AIM: Pick out each row below that contains the word "brand", and copy every such row in full.
★ ★ ★ ★ ★ ★ ★
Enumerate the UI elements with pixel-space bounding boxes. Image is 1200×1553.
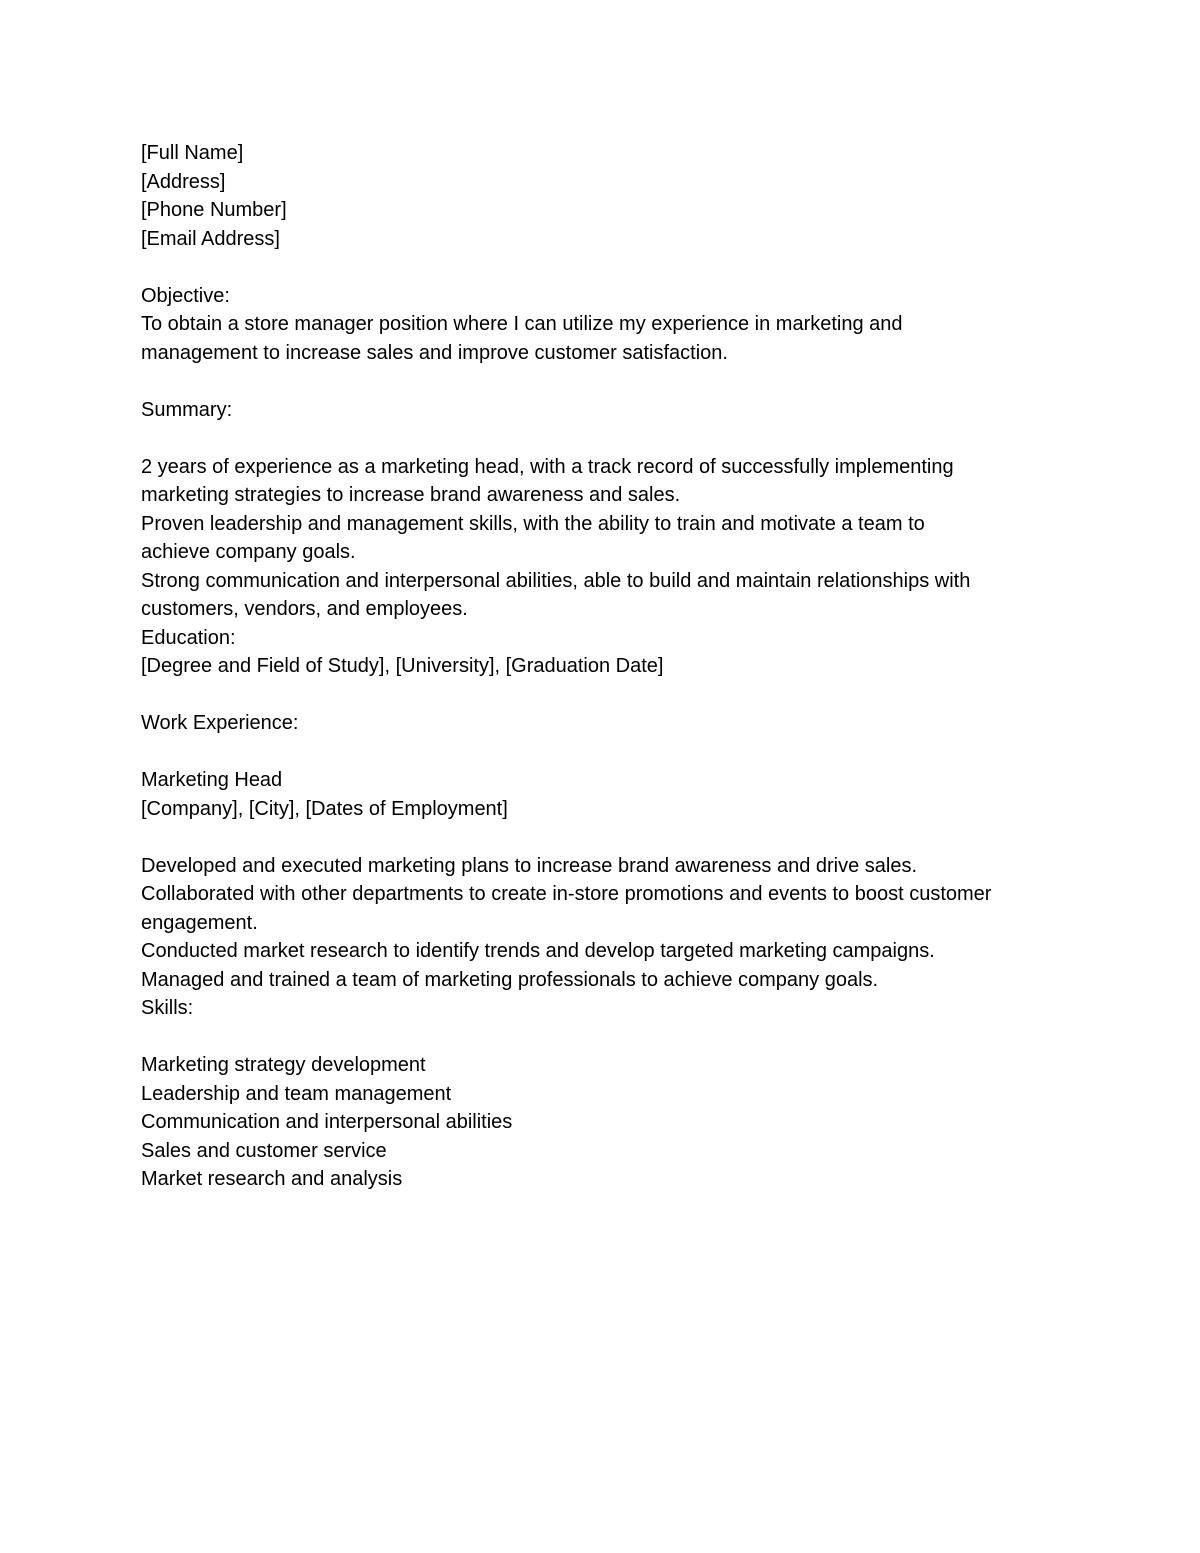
spacer [141, 681, 1071, 710]
work-line: Developed and executed marketing plans to increase brand awareness and drive sales. [141, 854, 918, 877]
summary-line: 2 years of experience as a marketing head, with a track record of successfully implementing [141, 455, 954, 478]
summary-line: achieve company goals. [141, 541, 356, 563]
spacer [141, 823, 1071, 852]
spacer [141, 253, 1071, 282]
resume-body [141, 139, 1071, 1194]
contact-phone: [Phone Number] [141, 199, 287, 221]
skill-item: Sales and customer service [141, 1139, 387, 1162]
skill-item: Market research and analysis [141, 1168, 403, 1190]
skill-item: Marketing strategy development [141, 1054, 426, 1076]
spacer [141, 424, 1071, 453]
education-section [141, 624, 1071, 681]
skill-item: Communication and interpersonal abilities [141, 1111, 513, 1133]
contact-block [141, 139, 1071, 253]
objective-section [141, 282, 1071, 368]
job-title: Marketing Head [141, 769, 283, 791]
education-entry: [Degree and Field of Study], [University], [Graduation Date] [141, 655, 664, 677]
summary-line: customers, vendors, and employees. [141, 598, 468, 620]
contact-email: [Email Address] [141, 227, 280, 250]
work-experience-heading: Work Experience: [141, 712, 299, 734]
skills-section [141, 994, 1071, 1194]
spacer [141, 1023, 1071, 1052]
summary-heading: Summary: [141, 398, 233, 421]
objective-heading: Objective: [141, 284, 230, 307]
work-experience-section [141, 709, 1071, 994]
skills-heading: Skills: [141, 997, 194, 1019]
contact-address: [Address] [141, 170, 226, 193]
summary-line: Proven leadership and management skills, with the ability to train and motivate a team to [141, 512, 925, 535]
job-details: [Company], [City], [Dates of Employment] [141, 797, 508, 820]
education-heading: Education: [141, 626, 236, 649]
summary-line: marketing strategies to increase brand awareness and sales. [141, 484, 681, 506]
spacer [141, 367, 1071, 396]
contact-name: [Full Name] [141, 142, 244, 164]
objective-line: To obtain a store manager position where I can utilize my experience in marketing and [141, 313, 903, 335]
summary-line: Strong communication and interpersonal abilities, able to build and maintain relationships with [141, 569, 971, 592]
skill-item: Leadership and team management [141, 1082, 452, 1105]
work-line: Conducted market research to identify trends and develop targeted marketing campaigns. [141, 940, 935, 962]
spacer [141, 738, 1071, 767]
work-line: engagement. [141, 911, 258, 934]
work-line: Collaborated with other departments to create in-store promotions and events to boost customer [141, 883, 992, 905]
summary-section [141, 396, 1071, 624]
work-line: Managed and trained a team of marketing professionals to achieve company goals. [141, 968, 879, 991]
objective-line: management to increase sales and improve customer satisfaction. [141, 341, 728, 364]
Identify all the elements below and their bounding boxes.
★ ★ ★ ★ ★ ★ ★
COMPLETED EXERCISE:
work-line: Developed and executed marketing plans to increase brand awareness and drive sales. [141, 854, 918, 877]
summary-line: marketing strategies to increase brand awareness and sales. [141, 484, 681, 506]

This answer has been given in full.